>> START TEXT PROVIDED

There is one-to-one relationship between convert_context and dm_crypt_io,
so we can merge these structures into one and simplify the code.

Signed-off-by: Mikulas Patocka <mpatocka@redhat.com>
---
 drivers/md/dm-crypt.c |  120 +++++++++++++++++++++++--------------------------
 1 file changed, 56 insertions(+), 64 deletions(-)

>> END TEXT PROVIDED
>> START RECORDS SHOWN

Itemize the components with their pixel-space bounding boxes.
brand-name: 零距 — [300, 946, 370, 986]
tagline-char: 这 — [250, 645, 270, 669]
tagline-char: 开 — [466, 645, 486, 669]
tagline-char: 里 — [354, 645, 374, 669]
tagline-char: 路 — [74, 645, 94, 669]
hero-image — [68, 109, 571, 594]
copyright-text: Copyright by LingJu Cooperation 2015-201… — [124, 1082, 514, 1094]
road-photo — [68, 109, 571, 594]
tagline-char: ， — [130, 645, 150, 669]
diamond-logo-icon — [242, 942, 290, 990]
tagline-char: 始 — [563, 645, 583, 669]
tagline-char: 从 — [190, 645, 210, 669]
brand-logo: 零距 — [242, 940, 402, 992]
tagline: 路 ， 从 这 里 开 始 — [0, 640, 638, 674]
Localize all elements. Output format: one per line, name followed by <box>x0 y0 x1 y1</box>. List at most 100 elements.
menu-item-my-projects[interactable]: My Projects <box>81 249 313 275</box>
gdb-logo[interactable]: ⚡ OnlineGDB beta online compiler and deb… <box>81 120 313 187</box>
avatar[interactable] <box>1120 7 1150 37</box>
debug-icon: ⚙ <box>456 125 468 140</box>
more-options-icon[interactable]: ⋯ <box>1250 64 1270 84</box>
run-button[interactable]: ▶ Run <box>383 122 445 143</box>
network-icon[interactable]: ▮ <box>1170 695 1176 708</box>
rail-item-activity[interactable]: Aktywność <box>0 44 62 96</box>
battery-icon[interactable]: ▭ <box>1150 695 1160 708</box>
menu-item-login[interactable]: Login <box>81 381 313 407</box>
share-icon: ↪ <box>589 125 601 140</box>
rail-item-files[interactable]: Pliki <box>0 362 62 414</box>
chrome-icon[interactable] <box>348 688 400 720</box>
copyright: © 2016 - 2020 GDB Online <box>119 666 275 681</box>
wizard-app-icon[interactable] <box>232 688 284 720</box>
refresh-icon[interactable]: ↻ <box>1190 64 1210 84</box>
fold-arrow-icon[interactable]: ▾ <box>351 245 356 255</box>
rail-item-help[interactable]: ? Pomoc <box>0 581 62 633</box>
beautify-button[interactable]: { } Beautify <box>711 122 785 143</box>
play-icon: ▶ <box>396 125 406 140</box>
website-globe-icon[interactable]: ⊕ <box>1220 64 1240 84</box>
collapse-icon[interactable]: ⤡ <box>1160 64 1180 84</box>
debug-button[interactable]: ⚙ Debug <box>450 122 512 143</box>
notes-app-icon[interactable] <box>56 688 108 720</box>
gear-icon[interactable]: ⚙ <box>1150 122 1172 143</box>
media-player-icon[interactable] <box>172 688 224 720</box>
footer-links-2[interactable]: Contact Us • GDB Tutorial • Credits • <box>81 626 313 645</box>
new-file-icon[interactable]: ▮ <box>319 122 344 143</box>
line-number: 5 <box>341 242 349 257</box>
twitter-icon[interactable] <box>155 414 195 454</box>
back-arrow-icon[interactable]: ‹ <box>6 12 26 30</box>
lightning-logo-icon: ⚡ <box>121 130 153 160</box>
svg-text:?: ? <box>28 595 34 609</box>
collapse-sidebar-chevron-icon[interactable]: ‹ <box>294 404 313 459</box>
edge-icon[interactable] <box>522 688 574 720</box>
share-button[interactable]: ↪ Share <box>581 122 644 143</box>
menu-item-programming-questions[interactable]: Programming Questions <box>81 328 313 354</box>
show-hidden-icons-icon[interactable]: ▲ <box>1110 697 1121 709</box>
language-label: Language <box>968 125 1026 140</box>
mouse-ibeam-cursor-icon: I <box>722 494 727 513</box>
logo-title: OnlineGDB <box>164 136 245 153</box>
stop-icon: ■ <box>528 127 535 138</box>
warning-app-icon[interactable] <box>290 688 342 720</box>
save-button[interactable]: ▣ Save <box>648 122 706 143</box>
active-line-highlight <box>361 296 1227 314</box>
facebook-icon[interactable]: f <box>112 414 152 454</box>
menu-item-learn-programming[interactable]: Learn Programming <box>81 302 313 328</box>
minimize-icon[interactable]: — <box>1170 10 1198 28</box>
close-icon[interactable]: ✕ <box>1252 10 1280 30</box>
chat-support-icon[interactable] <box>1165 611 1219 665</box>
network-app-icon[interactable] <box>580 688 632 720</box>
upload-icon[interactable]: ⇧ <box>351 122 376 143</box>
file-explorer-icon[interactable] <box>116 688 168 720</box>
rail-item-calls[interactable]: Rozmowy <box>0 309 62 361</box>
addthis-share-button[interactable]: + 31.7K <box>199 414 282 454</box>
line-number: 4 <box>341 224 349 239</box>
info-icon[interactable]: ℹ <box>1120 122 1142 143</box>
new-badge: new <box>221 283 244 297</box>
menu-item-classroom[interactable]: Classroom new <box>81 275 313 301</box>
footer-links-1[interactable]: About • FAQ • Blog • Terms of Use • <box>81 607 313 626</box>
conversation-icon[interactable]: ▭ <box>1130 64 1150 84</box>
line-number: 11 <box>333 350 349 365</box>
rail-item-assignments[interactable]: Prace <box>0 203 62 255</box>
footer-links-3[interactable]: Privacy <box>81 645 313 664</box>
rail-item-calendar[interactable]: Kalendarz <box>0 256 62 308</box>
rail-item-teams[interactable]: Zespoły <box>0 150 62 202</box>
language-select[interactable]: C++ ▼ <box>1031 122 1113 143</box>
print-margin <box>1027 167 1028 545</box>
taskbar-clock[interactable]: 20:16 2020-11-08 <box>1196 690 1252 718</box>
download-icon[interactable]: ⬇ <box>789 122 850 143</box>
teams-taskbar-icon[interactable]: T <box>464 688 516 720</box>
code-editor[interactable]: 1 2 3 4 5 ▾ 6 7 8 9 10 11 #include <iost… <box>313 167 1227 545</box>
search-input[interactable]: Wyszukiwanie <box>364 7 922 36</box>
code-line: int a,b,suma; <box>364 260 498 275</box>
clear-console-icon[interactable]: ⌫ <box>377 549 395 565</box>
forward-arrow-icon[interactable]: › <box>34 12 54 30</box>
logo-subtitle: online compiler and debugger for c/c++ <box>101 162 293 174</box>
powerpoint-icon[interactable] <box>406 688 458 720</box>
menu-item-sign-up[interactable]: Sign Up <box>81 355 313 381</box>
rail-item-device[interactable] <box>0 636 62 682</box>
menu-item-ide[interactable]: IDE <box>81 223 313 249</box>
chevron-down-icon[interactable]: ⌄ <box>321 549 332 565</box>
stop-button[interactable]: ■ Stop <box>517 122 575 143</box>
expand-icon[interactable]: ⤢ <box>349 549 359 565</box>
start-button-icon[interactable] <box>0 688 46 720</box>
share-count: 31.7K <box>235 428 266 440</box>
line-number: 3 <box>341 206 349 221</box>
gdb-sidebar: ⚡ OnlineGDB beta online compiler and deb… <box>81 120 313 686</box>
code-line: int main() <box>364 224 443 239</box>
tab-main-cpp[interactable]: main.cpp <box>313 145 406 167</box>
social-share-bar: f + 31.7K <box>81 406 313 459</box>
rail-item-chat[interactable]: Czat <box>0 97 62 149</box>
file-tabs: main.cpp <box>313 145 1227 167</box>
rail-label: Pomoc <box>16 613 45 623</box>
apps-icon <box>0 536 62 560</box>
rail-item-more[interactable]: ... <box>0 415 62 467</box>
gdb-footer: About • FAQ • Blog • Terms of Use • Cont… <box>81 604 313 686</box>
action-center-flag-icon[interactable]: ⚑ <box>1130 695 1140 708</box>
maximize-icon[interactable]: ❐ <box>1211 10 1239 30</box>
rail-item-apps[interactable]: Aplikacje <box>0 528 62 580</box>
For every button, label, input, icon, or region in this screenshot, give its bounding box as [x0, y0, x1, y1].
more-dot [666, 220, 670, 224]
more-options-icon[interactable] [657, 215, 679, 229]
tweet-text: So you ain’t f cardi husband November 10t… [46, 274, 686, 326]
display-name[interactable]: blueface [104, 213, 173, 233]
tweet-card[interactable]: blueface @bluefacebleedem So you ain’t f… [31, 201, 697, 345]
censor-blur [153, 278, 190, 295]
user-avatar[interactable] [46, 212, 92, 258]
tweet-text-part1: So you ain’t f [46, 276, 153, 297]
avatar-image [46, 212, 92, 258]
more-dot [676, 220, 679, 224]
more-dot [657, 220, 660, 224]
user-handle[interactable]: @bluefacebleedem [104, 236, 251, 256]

>> END RECORDS SHOWN

SET EXERCISE: Reproduce the part of the patch description starting at "There is one-to-one" and ending at "insertions(+), 64 deletions(-)".

WORKED ANSWER:
There is one-to-one relationship between convert_context and dm_crypt_io,
so we can merge these structures into one and simplify the code.

Signed-off-by: Mikulas Patocka <mpatocka@redhat.com>
---
 drivers/md/dm-crypt.c |  120 +++++++++++++++++++++++--------------------------
 1 file changed, 56 insertions(+), 64 deletions(-)